**PROBLEM DESCRIPTION**:
Spot each line in the records below where the word "xlabel" occurs, then copy it.

**INFORMATION SUPPLIED**:
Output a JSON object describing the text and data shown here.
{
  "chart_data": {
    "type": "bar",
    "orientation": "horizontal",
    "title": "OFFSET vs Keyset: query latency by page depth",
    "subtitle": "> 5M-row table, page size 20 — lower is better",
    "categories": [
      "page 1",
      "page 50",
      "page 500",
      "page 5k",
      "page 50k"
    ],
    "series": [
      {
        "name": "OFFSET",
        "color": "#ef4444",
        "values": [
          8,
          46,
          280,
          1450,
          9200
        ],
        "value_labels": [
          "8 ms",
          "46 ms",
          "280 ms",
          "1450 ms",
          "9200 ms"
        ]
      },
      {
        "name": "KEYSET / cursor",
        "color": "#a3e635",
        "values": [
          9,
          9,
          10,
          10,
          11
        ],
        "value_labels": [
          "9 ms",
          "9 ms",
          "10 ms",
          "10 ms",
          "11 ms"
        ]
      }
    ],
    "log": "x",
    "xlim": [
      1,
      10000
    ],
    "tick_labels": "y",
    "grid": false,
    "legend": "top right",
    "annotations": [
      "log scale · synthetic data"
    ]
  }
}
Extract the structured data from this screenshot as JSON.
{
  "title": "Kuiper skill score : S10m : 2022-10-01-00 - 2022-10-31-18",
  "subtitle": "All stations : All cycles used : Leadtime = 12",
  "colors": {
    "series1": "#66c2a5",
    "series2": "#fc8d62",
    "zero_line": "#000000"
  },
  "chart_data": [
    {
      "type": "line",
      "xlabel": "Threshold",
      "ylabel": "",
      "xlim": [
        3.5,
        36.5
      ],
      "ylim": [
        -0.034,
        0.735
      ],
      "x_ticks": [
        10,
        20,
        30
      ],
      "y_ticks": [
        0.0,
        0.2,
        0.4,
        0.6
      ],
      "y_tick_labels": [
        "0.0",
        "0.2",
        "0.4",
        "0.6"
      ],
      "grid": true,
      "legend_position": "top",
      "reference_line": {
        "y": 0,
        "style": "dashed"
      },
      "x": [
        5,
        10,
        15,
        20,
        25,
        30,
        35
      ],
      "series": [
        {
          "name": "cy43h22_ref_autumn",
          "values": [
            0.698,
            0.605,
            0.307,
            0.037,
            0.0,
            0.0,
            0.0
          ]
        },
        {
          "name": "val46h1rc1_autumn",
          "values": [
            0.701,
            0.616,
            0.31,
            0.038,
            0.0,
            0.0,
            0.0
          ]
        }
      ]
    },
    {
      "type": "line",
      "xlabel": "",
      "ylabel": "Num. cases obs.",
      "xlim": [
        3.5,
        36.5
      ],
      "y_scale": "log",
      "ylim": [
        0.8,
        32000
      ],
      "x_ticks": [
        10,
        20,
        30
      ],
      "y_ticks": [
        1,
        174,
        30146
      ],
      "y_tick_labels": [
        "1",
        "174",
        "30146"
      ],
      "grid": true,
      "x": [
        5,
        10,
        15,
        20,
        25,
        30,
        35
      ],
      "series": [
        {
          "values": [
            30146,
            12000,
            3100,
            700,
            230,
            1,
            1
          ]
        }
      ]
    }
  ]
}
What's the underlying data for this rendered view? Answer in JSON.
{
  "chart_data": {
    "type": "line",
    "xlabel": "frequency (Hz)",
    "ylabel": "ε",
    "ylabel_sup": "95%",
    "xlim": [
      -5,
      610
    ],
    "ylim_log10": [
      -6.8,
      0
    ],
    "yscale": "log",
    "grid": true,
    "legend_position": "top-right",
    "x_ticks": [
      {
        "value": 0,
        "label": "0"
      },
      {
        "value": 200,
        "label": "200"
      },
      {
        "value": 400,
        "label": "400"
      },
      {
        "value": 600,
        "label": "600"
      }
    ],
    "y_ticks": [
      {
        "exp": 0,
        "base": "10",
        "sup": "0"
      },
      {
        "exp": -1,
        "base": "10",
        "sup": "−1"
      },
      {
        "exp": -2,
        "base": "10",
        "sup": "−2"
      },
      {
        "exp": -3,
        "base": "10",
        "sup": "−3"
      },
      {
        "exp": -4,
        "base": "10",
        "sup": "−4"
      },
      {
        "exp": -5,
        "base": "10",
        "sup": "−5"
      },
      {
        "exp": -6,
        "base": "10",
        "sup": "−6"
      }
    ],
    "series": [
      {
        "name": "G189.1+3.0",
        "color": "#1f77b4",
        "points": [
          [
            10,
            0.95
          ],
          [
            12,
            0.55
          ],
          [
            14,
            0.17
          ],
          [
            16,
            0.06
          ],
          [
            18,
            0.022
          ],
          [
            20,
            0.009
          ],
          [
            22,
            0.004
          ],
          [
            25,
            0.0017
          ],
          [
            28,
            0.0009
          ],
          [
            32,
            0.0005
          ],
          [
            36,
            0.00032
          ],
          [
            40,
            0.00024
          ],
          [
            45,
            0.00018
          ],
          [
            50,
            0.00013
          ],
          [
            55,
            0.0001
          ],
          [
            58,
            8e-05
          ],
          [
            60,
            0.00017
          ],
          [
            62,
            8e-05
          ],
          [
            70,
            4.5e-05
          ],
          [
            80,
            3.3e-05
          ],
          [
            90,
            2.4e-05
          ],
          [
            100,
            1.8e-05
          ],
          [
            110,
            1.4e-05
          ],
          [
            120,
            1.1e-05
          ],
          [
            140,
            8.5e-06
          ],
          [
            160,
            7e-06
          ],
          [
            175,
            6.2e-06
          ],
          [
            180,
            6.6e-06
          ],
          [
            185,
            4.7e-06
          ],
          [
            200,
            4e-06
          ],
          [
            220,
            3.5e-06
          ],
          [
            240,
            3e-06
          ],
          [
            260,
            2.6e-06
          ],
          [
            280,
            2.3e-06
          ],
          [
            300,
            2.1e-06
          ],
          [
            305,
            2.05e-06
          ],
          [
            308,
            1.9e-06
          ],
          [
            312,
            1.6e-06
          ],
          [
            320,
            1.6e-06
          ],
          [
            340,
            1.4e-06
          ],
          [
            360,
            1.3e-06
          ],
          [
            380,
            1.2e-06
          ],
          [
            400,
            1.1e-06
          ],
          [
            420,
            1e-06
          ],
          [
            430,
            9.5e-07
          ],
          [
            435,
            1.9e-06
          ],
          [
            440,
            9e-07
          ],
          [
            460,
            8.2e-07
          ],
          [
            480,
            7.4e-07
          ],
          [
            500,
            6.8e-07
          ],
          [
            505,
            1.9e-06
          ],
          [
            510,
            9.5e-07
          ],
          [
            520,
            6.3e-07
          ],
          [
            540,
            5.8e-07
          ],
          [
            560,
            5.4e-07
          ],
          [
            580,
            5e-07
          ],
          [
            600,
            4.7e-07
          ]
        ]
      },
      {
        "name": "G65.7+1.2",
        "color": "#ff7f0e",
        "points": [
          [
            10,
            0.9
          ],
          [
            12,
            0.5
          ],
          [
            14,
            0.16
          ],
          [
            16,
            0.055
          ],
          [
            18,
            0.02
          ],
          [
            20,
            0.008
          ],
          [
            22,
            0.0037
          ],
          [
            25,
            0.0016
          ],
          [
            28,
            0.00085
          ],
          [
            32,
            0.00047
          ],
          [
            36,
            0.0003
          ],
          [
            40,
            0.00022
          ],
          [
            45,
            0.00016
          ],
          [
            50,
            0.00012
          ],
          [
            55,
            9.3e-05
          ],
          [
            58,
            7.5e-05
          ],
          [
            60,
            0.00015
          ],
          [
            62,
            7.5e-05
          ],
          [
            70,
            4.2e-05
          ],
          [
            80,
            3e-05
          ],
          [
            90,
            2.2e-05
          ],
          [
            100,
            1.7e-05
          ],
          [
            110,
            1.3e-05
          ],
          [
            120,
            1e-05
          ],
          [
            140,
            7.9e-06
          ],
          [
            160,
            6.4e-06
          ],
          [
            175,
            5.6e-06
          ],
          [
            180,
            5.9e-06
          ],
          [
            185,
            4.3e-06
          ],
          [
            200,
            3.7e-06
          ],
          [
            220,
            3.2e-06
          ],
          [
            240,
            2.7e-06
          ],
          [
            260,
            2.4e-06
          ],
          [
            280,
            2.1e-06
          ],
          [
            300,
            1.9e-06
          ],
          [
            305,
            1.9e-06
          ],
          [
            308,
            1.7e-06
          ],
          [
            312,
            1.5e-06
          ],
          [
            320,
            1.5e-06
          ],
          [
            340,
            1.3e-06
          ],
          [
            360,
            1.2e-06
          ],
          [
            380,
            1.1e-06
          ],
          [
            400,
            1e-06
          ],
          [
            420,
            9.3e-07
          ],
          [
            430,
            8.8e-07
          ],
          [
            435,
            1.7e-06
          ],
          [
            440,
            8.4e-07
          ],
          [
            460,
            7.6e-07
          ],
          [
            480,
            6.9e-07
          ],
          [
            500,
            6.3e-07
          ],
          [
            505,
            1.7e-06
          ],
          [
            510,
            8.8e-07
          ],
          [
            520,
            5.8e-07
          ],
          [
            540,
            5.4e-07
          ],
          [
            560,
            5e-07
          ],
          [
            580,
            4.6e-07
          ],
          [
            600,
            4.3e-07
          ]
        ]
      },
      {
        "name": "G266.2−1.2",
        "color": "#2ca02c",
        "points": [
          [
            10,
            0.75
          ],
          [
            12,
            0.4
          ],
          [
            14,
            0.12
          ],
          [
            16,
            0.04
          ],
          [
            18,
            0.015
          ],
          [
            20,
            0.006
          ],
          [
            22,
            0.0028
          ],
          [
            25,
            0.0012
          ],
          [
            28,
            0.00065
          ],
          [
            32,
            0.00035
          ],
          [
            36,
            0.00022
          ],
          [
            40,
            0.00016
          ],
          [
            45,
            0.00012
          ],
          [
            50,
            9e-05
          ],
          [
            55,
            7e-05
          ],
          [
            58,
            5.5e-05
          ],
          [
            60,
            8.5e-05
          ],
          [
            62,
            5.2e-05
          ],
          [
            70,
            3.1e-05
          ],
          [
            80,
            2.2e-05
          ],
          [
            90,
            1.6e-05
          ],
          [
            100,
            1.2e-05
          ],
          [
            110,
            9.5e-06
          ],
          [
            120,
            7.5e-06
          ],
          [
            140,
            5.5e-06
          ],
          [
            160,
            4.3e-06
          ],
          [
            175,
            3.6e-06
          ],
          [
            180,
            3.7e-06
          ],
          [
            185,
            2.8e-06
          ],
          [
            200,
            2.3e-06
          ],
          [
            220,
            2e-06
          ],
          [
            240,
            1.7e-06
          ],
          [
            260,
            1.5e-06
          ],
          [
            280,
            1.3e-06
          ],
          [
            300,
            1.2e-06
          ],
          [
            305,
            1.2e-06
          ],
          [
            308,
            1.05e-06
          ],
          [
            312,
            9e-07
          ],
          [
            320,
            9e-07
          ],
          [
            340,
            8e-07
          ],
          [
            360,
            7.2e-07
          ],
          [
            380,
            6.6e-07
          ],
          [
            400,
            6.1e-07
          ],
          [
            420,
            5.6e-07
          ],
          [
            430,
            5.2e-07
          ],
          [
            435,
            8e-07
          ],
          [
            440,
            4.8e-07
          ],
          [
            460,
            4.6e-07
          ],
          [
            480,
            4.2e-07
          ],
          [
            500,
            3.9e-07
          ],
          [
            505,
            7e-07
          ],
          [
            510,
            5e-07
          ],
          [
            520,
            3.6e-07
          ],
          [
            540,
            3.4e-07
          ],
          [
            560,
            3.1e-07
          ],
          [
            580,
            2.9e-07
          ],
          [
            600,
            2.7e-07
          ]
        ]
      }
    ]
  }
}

**EXERCISE SOLUTION**:
      "xlabel": "Threshold",
      "xlabel": "",
    "xlabel": "frequency (Hz)",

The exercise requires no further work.